**Exercise goal:** Please list all lines of the material below in which the string "Output" occurs.

**Excerpted records:**
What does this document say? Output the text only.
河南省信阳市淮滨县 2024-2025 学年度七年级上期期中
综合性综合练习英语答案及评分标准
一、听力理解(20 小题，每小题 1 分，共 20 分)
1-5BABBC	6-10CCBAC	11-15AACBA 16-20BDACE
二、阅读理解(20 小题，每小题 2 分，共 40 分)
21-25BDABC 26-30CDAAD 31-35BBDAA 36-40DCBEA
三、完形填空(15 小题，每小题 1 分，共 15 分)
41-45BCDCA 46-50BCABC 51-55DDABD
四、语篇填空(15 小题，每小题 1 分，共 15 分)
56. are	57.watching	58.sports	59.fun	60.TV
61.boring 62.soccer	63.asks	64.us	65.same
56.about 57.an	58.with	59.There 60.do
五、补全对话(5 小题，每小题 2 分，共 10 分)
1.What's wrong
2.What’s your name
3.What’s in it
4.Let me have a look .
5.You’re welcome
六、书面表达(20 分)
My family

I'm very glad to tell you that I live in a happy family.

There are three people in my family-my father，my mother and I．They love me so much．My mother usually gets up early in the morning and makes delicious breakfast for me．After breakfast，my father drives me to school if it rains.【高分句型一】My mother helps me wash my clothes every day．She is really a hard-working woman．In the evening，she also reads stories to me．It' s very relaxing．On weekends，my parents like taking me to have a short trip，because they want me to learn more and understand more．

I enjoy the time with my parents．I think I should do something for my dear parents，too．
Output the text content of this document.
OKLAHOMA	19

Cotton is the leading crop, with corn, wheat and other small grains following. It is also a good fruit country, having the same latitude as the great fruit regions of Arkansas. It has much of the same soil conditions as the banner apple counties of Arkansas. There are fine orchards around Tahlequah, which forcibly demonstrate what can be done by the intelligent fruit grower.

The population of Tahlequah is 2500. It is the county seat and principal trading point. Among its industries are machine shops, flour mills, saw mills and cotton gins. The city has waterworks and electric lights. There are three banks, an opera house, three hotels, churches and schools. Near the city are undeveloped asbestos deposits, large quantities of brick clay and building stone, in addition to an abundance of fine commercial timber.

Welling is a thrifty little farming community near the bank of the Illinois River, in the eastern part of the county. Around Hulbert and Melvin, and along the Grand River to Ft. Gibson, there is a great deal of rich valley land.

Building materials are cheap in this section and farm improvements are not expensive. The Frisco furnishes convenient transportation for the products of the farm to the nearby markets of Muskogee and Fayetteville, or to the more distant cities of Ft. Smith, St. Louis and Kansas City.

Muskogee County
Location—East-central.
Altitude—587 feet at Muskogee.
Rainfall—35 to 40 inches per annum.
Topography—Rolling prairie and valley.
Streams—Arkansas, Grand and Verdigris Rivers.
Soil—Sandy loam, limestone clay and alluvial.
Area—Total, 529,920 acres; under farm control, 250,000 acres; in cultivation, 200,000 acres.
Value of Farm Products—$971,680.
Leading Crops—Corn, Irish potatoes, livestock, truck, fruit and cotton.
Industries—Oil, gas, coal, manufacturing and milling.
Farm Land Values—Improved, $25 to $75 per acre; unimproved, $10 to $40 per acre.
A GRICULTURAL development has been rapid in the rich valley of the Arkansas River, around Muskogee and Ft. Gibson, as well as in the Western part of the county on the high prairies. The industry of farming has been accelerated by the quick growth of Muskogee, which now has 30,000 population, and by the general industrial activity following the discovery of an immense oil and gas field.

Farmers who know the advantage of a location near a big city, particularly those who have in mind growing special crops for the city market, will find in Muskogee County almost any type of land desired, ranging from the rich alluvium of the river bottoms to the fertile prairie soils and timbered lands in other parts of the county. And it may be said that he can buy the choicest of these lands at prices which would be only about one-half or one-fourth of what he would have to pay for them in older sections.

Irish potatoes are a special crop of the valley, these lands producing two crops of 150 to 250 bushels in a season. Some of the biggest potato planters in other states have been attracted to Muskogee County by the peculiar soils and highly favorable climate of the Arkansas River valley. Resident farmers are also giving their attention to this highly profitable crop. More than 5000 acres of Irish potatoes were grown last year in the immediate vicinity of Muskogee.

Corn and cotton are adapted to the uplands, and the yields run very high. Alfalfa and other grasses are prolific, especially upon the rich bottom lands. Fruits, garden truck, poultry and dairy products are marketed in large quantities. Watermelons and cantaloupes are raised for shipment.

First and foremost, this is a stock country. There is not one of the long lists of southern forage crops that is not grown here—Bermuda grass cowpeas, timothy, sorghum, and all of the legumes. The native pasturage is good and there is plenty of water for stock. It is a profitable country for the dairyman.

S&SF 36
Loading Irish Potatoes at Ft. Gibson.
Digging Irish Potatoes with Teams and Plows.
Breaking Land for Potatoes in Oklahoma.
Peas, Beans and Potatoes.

**Task answer:**
What does this document say? Output the text only.
Output the text content of this document.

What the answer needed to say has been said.